# [Goal of the exercise]
List each line in which the string "Resident" appears.

# [Data for the task]
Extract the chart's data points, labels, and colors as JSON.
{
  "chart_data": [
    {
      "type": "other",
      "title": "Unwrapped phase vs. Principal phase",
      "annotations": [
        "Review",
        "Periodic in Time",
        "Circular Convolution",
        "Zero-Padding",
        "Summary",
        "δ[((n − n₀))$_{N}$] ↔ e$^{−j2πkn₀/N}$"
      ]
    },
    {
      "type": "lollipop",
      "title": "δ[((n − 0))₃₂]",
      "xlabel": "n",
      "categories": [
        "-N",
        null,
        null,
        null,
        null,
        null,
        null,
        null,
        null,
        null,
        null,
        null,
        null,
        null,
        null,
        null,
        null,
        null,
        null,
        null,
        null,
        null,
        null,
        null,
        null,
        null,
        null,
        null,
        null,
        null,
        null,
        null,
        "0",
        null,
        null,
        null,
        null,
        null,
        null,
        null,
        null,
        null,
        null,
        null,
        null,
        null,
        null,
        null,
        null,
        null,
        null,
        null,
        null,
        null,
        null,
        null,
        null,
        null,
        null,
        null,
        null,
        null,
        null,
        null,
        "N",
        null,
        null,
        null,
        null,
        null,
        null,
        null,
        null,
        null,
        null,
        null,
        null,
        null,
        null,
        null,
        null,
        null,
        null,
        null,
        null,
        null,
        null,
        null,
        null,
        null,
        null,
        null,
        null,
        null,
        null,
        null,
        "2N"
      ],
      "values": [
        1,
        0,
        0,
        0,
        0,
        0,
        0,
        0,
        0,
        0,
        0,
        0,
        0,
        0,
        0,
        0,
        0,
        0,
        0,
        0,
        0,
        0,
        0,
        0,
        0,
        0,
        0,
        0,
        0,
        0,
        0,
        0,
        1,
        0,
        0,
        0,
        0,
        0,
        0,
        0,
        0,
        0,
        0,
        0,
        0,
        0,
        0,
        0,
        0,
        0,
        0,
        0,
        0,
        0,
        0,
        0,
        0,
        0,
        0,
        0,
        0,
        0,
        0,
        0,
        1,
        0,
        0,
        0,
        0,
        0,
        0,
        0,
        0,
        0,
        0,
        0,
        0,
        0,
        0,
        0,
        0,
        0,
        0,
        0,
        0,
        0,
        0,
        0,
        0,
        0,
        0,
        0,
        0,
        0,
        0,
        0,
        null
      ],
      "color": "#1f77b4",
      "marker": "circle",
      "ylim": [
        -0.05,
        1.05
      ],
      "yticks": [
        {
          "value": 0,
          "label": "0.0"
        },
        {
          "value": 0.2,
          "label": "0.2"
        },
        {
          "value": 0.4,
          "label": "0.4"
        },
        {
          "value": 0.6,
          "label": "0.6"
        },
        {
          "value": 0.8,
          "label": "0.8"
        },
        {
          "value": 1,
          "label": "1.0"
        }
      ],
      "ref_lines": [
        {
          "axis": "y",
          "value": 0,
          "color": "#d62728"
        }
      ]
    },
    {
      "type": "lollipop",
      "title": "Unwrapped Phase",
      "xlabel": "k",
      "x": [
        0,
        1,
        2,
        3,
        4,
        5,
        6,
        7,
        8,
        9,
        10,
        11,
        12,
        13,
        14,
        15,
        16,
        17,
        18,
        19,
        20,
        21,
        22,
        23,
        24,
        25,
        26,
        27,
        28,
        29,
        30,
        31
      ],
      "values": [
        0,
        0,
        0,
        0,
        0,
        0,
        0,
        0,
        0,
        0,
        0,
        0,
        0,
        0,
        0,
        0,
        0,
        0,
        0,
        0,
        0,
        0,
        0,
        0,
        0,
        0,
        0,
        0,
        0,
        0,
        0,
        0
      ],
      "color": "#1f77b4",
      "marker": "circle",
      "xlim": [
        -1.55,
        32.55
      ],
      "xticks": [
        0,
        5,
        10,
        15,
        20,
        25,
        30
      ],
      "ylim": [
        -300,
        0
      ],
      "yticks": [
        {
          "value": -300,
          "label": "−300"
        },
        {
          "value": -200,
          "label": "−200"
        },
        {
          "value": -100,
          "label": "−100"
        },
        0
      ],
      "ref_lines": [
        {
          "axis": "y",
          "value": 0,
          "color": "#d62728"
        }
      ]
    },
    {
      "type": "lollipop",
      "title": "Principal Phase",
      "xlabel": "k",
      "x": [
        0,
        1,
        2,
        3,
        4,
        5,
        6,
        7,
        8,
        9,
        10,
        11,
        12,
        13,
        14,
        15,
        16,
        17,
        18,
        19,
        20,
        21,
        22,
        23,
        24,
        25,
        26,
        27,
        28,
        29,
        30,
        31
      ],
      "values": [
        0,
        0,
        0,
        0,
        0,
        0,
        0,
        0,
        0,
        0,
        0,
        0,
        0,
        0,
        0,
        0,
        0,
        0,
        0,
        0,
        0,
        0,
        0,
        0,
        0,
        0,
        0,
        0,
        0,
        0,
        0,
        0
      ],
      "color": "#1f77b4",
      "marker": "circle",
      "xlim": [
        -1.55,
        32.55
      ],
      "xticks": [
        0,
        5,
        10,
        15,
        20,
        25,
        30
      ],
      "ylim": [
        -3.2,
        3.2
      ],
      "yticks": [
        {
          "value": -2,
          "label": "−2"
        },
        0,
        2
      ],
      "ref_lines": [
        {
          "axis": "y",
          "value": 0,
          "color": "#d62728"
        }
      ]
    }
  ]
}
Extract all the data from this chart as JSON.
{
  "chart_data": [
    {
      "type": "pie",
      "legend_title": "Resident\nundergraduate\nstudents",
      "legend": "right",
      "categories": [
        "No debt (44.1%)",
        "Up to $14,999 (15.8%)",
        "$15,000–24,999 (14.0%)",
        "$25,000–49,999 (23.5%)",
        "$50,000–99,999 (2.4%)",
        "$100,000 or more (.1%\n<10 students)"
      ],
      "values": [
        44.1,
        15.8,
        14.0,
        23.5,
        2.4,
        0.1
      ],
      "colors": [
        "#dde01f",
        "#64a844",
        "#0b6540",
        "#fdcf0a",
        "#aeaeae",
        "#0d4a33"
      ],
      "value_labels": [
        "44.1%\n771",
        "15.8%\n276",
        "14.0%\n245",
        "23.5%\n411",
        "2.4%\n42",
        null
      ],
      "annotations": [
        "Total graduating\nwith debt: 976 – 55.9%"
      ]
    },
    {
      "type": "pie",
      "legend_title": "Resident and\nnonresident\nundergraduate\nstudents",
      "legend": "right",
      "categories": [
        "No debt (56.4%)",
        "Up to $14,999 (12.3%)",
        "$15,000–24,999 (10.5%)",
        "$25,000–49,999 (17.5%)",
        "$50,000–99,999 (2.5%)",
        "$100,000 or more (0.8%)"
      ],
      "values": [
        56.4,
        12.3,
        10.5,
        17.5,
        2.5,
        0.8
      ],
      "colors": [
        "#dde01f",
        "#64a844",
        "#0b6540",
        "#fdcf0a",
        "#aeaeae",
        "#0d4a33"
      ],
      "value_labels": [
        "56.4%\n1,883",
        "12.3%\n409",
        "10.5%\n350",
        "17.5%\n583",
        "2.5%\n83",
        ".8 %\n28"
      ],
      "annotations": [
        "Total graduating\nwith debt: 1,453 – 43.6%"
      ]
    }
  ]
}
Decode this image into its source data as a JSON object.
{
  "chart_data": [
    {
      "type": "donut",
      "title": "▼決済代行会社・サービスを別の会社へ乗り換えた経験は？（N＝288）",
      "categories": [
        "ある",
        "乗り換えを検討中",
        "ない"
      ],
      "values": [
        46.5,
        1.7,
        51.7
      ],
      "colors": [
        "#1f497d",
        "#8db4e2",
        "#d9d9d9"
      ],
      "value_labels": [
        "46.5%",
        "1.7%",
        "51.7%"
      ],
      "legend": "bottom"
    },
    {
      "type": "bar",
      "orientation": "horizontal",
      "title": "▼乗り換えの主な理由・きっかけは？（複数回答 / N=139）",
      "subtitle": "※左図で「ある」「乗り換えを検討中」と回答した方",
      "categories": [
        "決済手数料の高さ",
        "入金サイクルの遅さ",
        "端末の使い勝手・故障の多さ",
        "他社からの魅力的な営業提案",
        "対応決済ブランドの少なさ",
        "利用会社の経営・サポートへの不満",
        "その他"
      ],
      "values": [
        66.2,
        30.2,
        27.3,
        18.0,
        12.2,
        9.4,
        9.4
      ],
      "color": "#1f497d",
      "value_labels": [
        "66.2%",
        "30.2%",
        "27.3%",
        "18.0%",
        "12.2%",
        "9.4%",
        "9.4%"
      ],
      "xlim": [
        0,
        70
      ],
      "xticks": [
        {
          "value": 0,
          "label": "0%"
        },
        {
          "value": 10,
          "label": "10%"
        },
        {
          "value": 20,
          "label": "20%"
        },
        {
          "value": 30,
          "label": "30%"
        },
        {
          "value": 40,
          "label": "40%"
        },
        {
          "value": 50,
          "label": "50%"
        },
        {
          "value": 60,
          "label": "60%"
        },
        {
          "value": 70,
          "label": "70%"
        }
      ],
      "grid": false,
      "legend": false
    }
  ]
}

# [Solution for this task]
      "legend_title": "Resident\nundergraduate\nstudents",
      "legend_title": "Resident and\nnonresident\nundergraduate\nstudents",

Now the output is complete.